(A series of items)
────────────────────────────────────────
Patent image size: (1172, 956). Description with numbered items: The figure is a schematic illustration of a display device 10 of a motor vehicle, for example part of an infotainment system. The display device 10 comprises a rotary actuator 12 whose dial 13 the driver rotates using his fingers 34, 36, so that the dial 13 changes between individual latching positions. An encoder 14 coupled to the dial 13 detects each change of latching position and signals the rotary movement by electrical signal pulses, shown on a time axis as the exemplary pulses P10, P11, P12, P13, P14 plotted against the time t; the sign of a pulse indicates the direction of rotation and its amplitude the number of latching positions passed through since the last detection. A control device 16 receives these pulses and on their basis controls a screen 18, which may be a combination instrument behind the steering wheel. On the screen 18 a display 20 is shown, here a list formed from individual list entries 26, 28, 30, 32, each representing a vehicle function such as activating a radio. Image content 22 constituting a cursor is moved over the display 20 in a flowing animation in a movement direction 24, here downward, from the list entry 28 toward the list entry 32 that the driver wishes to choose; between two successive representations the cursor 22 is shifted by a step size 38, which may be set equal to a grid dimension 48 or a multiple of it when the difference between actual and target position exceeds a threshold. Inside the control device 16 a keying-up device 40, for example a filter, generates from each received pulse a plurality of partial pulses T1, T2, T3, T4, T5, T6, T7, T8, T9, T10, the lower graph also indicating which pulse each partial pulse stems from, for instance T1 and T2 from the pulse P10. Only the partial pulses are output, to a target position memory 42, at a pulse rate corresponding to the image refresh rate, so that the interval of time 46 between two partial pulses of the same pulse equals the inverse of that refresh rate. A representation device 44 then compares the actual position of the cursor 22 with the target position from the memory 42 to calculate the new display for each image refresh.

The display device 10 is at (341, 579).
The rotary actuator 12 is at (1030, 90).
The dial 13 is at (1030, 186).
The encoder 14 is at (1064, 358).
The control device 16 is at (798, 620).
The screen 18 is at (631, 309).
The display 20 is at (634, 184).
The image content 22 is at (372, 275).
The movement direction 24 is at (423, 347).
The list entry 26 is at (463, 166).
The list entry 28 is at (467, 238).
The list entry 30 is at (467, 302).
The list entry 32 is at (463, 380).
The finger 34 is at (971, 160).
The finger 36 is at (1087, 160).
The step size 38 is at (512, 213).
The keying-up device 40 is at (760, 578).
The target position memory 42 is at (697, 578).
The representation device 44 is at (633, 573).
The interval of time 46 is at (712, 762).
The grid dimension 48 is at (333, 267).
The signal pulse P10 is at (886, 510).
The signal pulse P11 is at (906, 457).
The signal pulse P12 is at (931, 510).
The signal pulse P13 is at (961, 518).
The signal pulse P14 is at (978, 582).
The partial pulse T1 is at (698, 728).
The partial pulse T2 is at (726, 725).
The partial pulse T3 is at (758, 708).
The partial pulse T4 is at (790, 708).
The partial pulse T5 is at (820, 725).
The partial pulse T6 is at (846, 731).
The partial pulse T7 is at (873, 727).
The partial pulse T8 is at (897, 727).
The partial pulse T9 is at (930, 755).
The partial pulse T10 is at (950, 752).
────────────────────────────────────────
PROBLEM> Report every line of the items above that contains the word "actuator". Copy each such line in full.

EXERCISE SOLUTION>
Patent image size: (1172, 956). Description with numbered items: The figure is a schematic illustration of a display device 10 of a motor vehicle, for example part of an infotainment system. The display device 10 comprises a rotary actuator 12 whose dial 13 the driver rotates using his fingers 34, 36, so that the dial 13 changes between individual latching positions. An encoder 14 coupled to the dial 13 detects each change of latching position and signals the rotary movement by electrical signal pulses, shown on a time axis as the exemplary pulses P10, P11, P12, P13, P14 plotted against the time t; the sign of a pulse indicates the direction of rotation and its amplitude the number of latching positions passed through since the last detection. A control device 16 receives these pulses and on their basis controls a screen 18, which may be a combination instrument behind the steering wheel. On the screen 18 a display 20 is shown, here a list formed from individual list entries 26, 28, 30, 32, each representing a vehicle function such as activating a radio. Image content 22 constituting a cursor is moved over the display 20 in a flowing animation in a movement direction 24, here downward, from the list entry 28 toward the list entry 32 that the driver wishes to choose; between two successive representations the cursor 22 is shifted by a step size 38, which may be set equal to a grid dimension 48 or a multiple of it when the difference between actual and target position exceeds a threshold. Inside the control device 16 a keying-up device 40, for example a filter, generates from each received pulse a plurality of partial pulses T1, T2, T3, T4, T5, T6, T7, T8, T9, T10, the lower graph also indicating which pulse each partial pulse stems from, for instance T1 and T2 from the pulse P10. Only the partial pulses are output, to a target position memory 42, at a pulse rate corresponding to the image refresh rate, so that the interval of time 46 between two partial pulses of the same pulse equals the inverse of that refresh rate. A representation device 44 then compares the actual position of the cursor 22 with the target position from the memory 42 to calculate the new display for each image refresh.
The rotary actuator 12 is at (1030, 90).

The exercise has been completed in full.